> _Tarea 1_: Por favor, transcribe palabra por palabra la parte del fragmento sobre el narcotráfico que empieza en "El Plan Colombia" y termina en "mexicanización del negocio.".
> _Tarea 2_: Según el fragmento sobre el narcotráfico, ¿de cuántas a cuántas hectáreas de cultivo se pasó entre 2002 y 2012?

Esa lección de resiliencia personal y como sociedad tiene una contraparte no tan positiva y es el tema de la lucha contra las drogas. Escobar fue un síntoma de una enfermedad que asesina, que mata. El narcotráfico en estos 30 años se ha transformado y no para bien. Cooptó a los paramilitares en los 90 y se convirtió en elemento fundamental de financiación de la guerrilla en esa misma década, algo que aún hoy continúa. El crecimiento de unos y de otros tuvo un denominador común: el negocio de la droga.
El Plan Colombia tuvo un gran éxito al ayudar a Colombia a combatir este fenómeno y su impacto en las organizaciones criminales. Entre el 2002 y el 2012 se redujeron las hectáreas de cultivo de 170 mil a 40 mil. En un acuerdo con las Farc en el 2013 se desmontó la lucha contra las drogas y regresamos a un mundo peor. Con un ingrediente que hoy permea al continente, la mexicanización del negocio.

> _Registros dados_:
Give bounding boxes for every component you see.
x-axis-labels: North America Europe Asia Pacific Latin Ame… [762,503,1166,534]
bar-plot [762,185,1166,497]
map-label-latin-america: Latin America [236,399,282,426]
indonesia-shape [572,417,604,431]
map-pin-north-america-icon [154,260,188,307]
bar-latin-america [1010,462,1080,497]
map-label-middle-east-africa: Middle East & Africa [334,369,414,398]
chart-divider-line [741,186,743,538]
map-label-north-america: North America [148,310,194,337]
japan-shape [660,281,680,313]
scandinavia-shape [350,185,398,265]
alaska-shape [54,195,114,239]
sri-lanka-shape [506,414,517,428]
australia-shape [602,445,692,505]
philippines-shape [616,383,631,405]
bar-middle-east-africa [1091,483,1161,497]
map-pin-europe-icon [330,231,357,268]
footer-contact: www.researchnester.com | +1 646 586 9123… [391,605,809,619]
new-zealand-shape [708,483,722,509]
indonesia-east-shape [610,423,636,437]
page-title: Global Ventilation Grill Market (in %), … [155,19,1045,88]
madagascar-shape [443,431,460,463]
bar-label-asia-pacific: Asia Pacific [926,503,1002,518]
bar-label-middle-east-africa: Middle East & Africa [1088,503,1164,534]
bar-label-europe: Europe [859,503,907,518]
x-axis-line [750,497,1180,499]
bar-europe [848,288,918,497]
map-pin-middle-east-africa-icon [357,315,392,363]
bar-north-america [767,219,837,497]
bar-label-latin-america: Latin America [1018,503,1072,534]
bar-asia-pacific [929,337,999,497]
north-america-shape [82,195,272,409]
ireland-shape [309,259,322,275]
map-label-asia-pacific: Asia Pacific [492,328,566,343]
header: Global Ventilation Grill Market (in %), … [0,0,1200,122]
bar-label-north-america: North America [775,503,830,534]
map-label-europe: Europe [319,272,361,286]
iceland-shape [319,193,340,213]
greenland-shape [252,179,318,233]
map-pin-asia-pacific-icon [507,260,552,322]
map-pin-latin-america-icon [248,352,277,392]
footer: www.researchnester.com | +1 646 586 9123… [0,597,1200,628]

> _Respuesta 1_:
El Plan Colombia tuvo un gran éxito al ayudar a Colombia a combatir este fenómeno y su impacto en las organizaciones criminales. Entre el 2002 y el 2012 se redujeron las hectáreas de cultivo de 170 mil a 40 mil. En un acuerdo con las Farc en el 2013 se desmontó la lucha contra las drogas y regresamos a un mundo peor. Con un ingrediente que hoy permea al continente, la mexicanización del negocio.

> _Respuesta 2_: De 170 mil a 40 mil hectáreas.